Problem description: Reproduce the records exactly.

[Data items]
☆ ☆ ☆ ☆ ☆ ☆ ☆
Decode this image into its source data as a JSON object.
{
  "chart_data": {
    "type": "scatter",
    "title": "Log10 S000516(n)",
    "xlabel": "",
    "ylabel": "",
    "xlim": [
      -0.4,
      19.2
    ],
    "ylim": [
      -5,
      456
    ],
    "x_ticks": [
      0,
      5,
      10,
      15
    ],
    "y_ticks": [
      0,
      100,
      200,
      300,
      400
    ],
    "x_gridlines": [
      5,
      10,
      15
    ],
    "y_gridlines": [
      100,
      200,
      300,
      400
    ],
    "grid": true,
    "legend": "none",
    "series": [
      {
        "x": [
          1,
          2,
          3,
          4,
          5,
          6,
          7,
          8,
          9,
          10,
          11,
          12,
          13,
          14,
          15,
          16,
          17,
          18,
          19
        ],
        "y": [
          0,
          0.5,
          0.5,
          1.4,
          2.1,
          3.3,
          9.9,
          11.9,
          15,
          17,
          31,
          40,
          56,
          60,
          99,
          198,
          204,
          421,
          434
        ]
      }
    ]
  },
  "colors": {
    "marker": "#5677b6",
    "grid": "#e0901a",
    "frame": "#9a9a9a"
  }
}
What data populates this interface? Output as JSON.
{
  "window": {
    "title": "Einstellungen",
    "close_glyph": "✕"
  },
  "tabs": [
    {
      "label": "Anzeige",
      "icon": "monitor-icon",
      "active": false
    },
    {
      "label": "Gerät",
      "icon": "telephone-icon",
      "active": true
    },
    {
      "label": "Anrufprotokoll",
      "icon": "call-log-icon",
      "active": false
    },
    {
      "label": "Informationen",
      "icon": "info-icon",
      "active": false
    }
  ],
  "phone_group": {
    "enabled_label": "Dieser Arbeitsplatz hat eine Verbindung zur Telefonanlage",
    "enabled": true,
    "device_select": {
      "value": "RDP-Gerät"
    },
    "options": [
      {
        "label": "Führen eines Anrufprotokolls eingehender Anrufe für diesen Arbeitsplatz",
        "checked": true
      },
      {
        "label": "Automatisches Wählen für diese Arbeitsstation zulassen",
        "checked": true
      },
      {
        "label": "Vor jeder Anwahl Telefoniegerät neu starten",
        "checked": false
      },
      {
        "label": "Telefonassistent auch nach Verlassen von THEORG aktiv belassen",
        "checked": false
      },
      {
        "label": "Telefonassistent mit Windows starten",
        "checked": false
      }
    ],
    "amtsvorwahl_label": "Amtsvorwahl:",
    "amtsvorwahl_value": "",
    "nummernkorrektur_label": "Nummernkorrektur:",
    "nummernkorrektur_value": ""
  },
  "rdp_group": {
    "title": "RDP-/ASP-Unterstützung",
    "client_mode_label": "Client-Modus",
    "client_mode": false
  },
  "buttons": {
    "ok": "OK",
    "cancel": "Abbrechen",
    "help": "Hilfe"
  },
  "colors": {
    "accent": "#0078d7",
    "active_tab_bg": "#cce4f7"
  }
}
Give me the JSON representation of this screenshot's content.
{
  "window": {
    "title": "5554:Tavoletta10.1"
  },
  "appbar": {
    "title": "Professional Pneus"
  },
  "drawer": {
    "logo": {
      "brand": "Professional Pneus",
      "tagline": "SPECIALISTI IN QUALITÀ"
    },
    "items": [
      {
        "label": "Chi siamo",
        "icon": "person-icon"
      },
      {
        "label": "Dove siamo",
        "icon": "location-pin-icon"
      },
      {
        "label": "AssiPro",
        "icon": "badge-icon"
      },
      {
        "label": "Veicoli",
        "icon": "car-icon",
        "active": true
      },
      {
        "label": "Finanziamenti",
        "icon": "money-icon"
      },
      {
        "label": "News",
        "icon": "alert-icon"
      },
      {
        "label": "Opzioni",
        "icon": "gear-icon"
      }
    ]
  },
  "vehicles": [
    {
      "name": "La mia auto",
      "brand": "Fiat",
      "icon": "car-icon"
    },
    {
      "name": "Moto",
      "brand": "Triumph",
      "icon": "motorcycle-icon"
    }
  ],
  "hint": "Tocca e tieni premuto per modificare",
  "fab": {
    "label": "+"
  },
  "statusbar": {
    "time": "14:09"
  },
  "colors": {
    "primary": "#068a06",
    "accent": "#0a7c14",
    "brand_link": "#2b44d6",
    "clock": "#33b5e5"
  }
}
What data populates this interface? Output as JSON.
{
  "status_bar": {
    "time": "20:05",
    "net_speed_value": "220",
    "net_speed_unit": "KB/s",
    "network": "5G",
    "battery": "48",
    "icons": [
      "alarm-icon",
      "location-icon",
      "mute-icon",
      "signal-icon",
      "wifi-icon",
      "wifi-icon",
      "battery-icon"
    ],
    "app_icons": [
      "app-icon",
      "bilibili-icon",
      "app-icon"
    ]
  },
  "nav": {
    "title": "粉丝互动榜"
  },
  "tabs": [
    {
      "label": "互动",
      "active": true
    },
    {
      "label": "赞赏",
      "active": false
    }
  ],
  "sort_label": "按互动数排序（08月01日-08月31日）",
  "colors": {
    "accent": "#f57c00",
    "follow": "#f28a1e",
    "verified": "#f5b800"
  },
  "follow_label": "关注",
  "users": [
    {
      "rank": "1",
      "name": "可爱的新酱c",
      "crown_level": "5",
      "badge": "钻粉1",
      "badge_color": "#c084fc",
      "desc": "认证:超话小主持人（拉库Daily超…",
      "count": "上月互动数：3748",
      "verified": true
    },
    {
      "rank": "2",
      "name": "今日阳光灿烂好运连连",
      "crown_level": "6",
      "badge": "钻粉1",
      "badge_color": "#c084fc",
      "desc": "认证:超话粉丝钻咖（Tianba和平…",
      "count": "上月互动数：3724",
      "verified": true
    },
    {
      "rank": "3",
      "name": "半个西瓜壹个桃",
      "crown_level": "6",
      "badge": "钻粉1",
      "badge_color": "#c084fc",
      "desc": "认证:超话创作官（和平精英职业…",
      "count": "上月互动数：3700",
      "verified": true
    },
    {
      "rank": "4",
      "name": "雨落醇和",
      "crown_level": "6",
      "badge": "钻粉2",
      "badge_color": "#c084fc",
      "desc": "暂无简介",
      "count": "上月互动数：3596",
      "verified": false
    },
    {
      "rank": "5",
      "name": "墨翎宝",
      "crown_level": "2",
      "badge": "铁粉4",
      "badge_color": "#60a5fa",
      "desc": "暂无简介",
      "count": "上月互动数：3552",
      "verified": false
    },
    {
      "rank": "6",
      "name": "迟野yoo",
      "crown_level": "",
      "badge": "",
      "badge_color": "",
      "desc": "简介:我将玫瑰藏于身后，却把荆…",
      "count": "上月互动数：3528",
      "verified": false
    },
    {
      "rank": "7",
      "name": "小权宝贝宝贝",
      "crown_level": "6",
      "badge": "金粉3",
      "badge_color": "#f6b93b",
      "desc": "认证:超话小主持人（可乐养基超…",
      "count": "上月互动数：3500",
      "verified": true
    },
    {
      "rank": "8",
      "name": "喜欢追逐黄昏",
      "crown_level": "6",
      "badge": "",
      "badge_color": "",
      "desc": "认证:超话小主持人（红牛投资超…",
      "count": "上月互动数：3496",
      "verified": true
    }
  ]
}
☆ ☆ ☆ ☆ ☆ ☆ ☆
Solution to this task:
Decode this image into its source data as a JSON object.
{
  "chart_data": {
    "type": "scatter",
    "title": "Log10 S000516(n)",
    "xlabel": "",
    "ylabel": "",
    "xlim": [
      -0.4,
      19.2
    ],
    "ylim": [
      -5,
      456
    ],
    "x_ticks": [
      0,
      5,
      10,
      15
    ],
    "y_ticks": [
      0,
      100,
      200,
      300,
      400
    ],
    "x_gridlines": [
      5,
      10,
      15
    ],
    "y_gridlines": [
      100,
      200,
      300,
      400
    ],
    "grid": true,
    "legend": "none",
    "series": [
      {
        "x": [
          1,
          2,
          3,
          4,
          5,
          6,
          7,
          8,
          9,
          10,
          11,
          12,
          13,
          14,
          15,
          16,
          17,
          18,
          19
        ],
        "y": [
          0,
          0.5,
          0.5,
          1.4,
          2.1,
          3.3,
          9.9,
          11.9,
          15,
          17,
          31,
          40,
          56,
          60,
          99,
          198,
          204,
          421,
          434
        ]
      }
    ]
  },
  "colors": {
    "marker": "#5677b6",
    "grid": "#e0901a",
    "frame": "#9a9a9a"
  }
}
What data populates this interface? Output as JSON.
{
  "window": {
    "title": "Einstellungen",
    "close_glyph": "✕"
  },
  "tabs": [
    {
      "label": "Anzeige",
      "icon": "monitor-icon",
      "active": false
    },
    {
      "label": "Gerät",
      "icon": "telephone-icon",
      "active": true
    },
    {
      "label": "Anrufprotokoll",
      "icon": "call-log-icon",
      "active": false
    },
    {
      "label": "Informationen",
      "icon": "info-icon",
      "active": false
    }
  ],
  "phone_group": {
    "enabled_label": "Dieser Arbeitsplatz hat eine Verbindung zur Telefonanlage",
    "enabled": true,
    "device_select": {
      "value": "RDP-Gerät"
    },
    "options": [
      {
        "label": "Führen eines Anrufprotokolls eingehender Anrufe für diesen Arbeitsplatz",
        "checked": true
      },
      {
        "label": "Automatisches Wählen für diese Arbeitsstation zulassen",
        "checked": true
      },
      {
        "label": "Vor jeder Anwahl Telefoniegerät neu starten",
        "checked": false
      },
      {
        "label": "Telefonassistent auch nach Verlassen von THEORG aktiv belassen",
        "checked": false
      },
      {
        "label": "Telefonassistent mit Windows starten",
        "checked": false
      }
    ],
    "amtsvorwahl_label": "Amtsvorwahl:",
    "amtsvorwahl_value": "",
    "nummernkorrektur_label": "Nummernkorrektur:",
    "nummernkorrektur_value": ""
  },
  "rdp_group": {
    "title": "RDP-/ASP-Unterstützung",
    "client_mode_label": "Client-Modus",
    "client_mode": false
  },
  "buttons": {
    "ok": "OK",
    "cancel": "Abbrechen",
    "help": "Hilfe"
  },
  "colors": {
    "accent": "#0078d7",
    "active_tab_bg": "#cce4f7"
  }
}
Give me the JSON representation of this screenshot's content.
{
  "window": {
    "title": "5554:Tavoletta10.1"
  },
  "appbar": {
    "title": "Professional Pneus"
  },
  "drawer": {
    "logo": {
      "brand": "Professional Pneus",
      "tagline": "SPECIALISTI IN QUALITÀ"
    },
    "items": [
      {
        "label": "Chi siamo",
        "icon": "person-icon"
      },
      {
        "label": "Dove siamo",
        "icon": "location-pin-icon"
      },
      {
        "label": "AssiPro",
        "icon": "badge-icon"
      },
      {
        "label": "Veicoli",
        "icon": "car-icon",
        "active": true
      },
      {
        "label": "Finanziamenti",
        "icon": "money-icon"
      },
      {
        "label": "News",
        "icon": "alert-icon"
      },
      {
        "label": "Opzioni",
        "icon": "gear-icon"
      }
    ]
  },
  "vehicles": [
    {
      "name": "La mia auto",
      "brand": "Fiat",
      "icon": "car-icon"
    },
    {
      "name": "Moto",
      "brand": "Triumph",
      "icon": "motorcycle-icon"
    }
  ],
  "hint": "Tocca e tieni premuto per modificare",
  "fab": {
    "label": "+"
  },
  "statusbar": {
    "time": "14:09"
  },
  "colors": {
    "primary": "#068a06",
    "accent": "#0a7c14",
    "brand_link": "#2b44d6",
    "clock": "#33b5e5"
  }
}
What data populates this interface? Output as JSON.
{
  "status_bar": {
    "time": "20:05",
    "net_speed_value": "220",
    "net_speed_unit": "KB/s",
    "network": "5G",
    "battery": "48",
    "icons": [
      "alarm-icon",
      "location-icon",
      "mute-icon",
      "signal-icon",
      "wifi-icon",
      "wifi-icon",
      "battery-icon"
    ],
    "app_icons": [
      "app-icon",
      "bilibili-icon",
      "app-icon"
    ]
  },
  "nav": {
    "title": "粉丝互动榜"
  },
  "tabs": [
    {
      "label": "互动",
      "active": true
    },
    {
      "label": "赞赏",
      "active": false
    }
  ],
  "sort_label": "按互动数排序（08月01日-08月31日）",
  "colors": {
    "accent": "#f57c00",
    "follow": "#f28a1e",
    "verified": "#f5b800"
  },
  "follow_label": "关注",
  "users": [
    {
      "rank": "1",
      "name": "可爱的新酱c",
      "crown_level": "5",
      "badge": "钻粉1",
      "badge_color": "#c084fc",
      "desc": "认证:超话小主持人（拉库Daily超…",
      "count": "上月互动数：3748",
      "verified": true
    },
    {
      "rank": "2",
      "name": "今日阳光灿烂好运连连",
      "crown_level": "6",
      "badge": "钻粉1",
      "badge_color": "#c084fc",
      "desc": "认证:超话粉丝钻咖（Tianba和平…",
      "count": "上月互动数：3724",
      "verified": true
    },
    {
      "rank": "3",
      "name": "半个西瓜壹个桃",
      "crown_level": "6",
      "badge": "钻粉1",
      "badge_color": "#c084fc",
      "desc": "认证:超话创作官（和平精英职业…",
      "count": "上月互动数：3700",
      "verified": true
    },
    {
      "rank": "4",
      "name": "雨落醇和",
      "crown_level": "6",
      "badge": "钻粉2",
      "badge_color": "#c084fc",
      "desc": "暂无简介",
      "count": "上月互动数：3596",
      "verified": false
    },
    {
      "rank": "5",
      "name": "墨翎宝",
      "crown_level": "2",
      "badge": "铁粉4",
      "badge_color": "#60a5fa",
      "desc": "暂无简介",
      "count": "上月互动数：3552",
      "verified": false
    },
    {
      "rank": "6",
      "name": "迟野yoo",
      "crown_level": "",
      "badge": "",
      "badge_color": "",
      "desc": "简介:我将玫瑰藏于身后，却把荆…",
      "count": "上月互动数：3528",
      "verified": false
    },
    {
      "rank": "7",
      "name": "小权宝贝宝贝",
      "crown_level": "6",
      "badge": "金粉3",
      "badge_color": "#f6b93b",
      "desc": "认证:超话小主持人（可乐养基超…",
      "count": "上月互动数：3500",
      "verified": true
    },
    {
      "rank": "8",
      "name": "喜欢追逐黄昏",
      "crown_level": "6",
      "badge": "",
      "badge_color": "",
      "desc": "认证:超话小主持人（红牛投资超…",
      "count": "上月互动数：3496",
      "verified": true
    }
  ]
}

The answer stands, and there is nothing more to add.